Stored records:
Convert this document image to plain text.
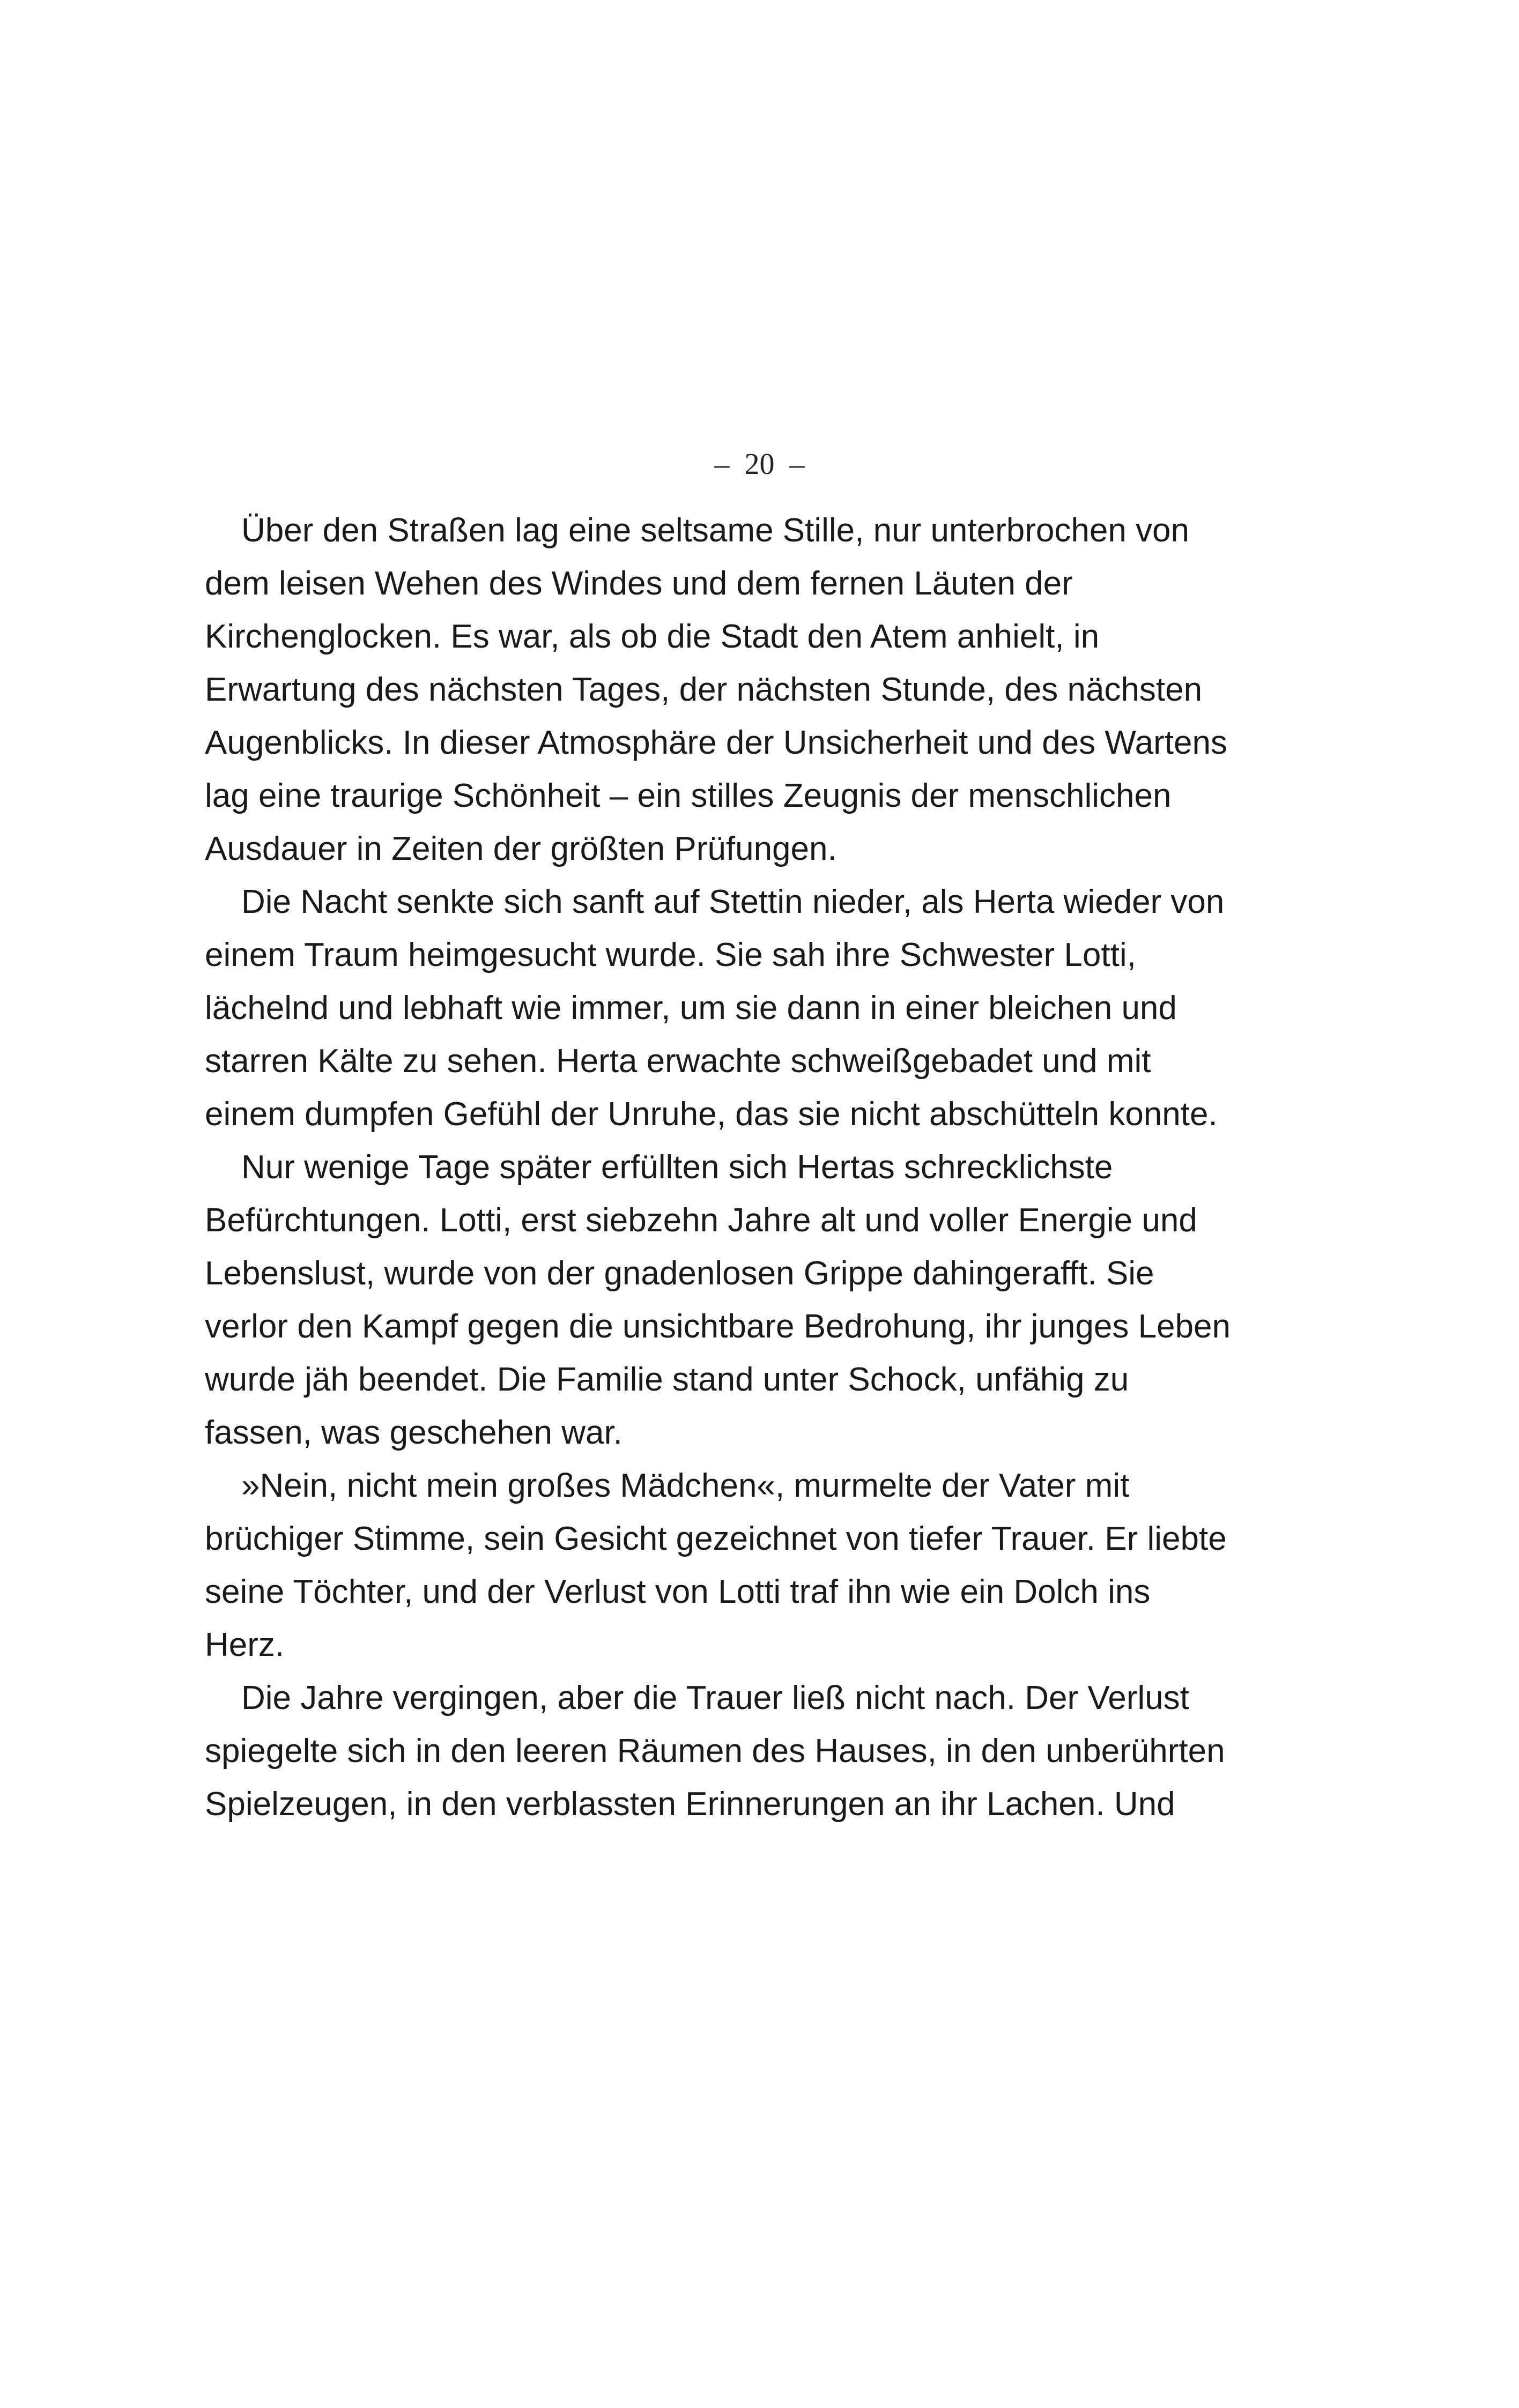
–  20  –

Über den Straßen lag eine seltsame Stille, nur unterbrochen von
dem leisen Wehen des Windes und dem fernen Läuten der
Kirchenglocken. Es war, als ob die Stadt den Atem anhielt, in
Erwartung des nächsten Tages, der nächsten Stunde, des nächsten
Augenblicks. In dieser Atmosphäre der Unsicherheit und des Wartens
lag eine traurige Schönheit – ein stilles Zeugnis der menschlichen
Ausdauer in Zeiten der größten Prüfungen.

Die Nacht senkte sich sanft auf Stettin nieder, als Herta wieder von
einem Traum heimgesucht wurde. Sie sah ihre Schwester Lotti,
lächelnd und lebhaft wie immer, um sie dann in einer bleichen und
starren Kälte zu sehen. Herta erwachte schweißgebadet und mit
einem dumpfen Gefühl der Unruhe, das sie nicht abschütteln konnte.

Nur wenige Tage später erfüllten sich Hertas schrecklichste
Befürchtungen. Lotti, erst siebzehn Jahre alt und voller Energie und
Lebenslust, wurde von der gnadenlosen Grippe dahingerafft. Sie
verlor den Kampf gegen die unsichtbare Bedrohung, ihr junges Leben
wurde jäh beendet. Die Familie stand unter Schock, unfähig zu
fassen, was geschehen war.

»Nein, nicht mein großes Mädchen«, murmelte der Vater mit
brüchiger Stimme, sein Gesicht gezeichnet von tiefer Trauer. Er liebte
seine Töchter, und der Verlust von Lotti traf ihn wie ein Dolch ins
Herz.

Die Jahre vergingen, aber die Trauer ließ nicht nach. Der Verlust
spiegelte sich in den leeren Räumen des Hauses, in den unberührten
Spielzeugen, in den verblassten Erinnerungen an ihr Lachen. Und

**Goal**
Can you restate all the records above word for word while dropping the pictures?

**Finished task**
Convert this document image to plain text.
–  20  –

Über den Straßen lag eine seltsame Stille, nur unterbrochen von
dem leisen Wehen des Windes und dem fernen Läuten der
Kirchenglocken. Es war, als ob die Stadt den Atem anhielt, in
Erwartung des nächsten Tages, der nächsten Stunde, des nächsten
Augenblicks. In dieser Atmosphäre der Unsicherheit und des Wartens
lag eine traurige Schönheit – ein stilles Zeugnis der menschlichen
Ausdauer in Zeiten der größten Prüfungen.

Die Nacht senkte sich sanft auf Stettin nieder, als Herta wieder von
einem Traum heimgesucht wurde. Sie sah ihre Schwester Lotti,
lächelnd und lebhaft wie immer, um sie dann in einer bleichen und
starren Kälte zu sehen. Herta erwachte schweißgebadet und mit
einem dumpfen Gefühl der Unruhe, das sie nicht abschütteln konnte.

Nur wenige Tage später erfüllten sich Hertas schrecklichste
Befürchtungen. Lotti, erst siebzehn Jahre alt und voller Energie und
Lebenslust, wurde von der gnadenlosen Grippe dahingerafft. Sie
verlor den Kampf gegen die unsichtbare Bedrohung, ihr junges Leben
wurde jäh beendet. Die Familie stand unter Schock, unfähig zu
fassen, was geschehen war.

»Nein, nicht mein großes Mädchen«, murmelte der Vater mit
brüchiger Stimme, sein Gesicht gezeichnet von tiefer Trauer. Er liebte
seine Töchter, und der Verlust von Lotti traf ihn wie ein Dolch ins
Herz.

Die Jahre vergingen, aber die Trauer ließ nicht nach. Der Verlust
spiegelte sich in den leeren Räumen des Hauses, in den unberührten
Spielzeugen, in den verblassten Erinnerungen an ihr Lachen. Und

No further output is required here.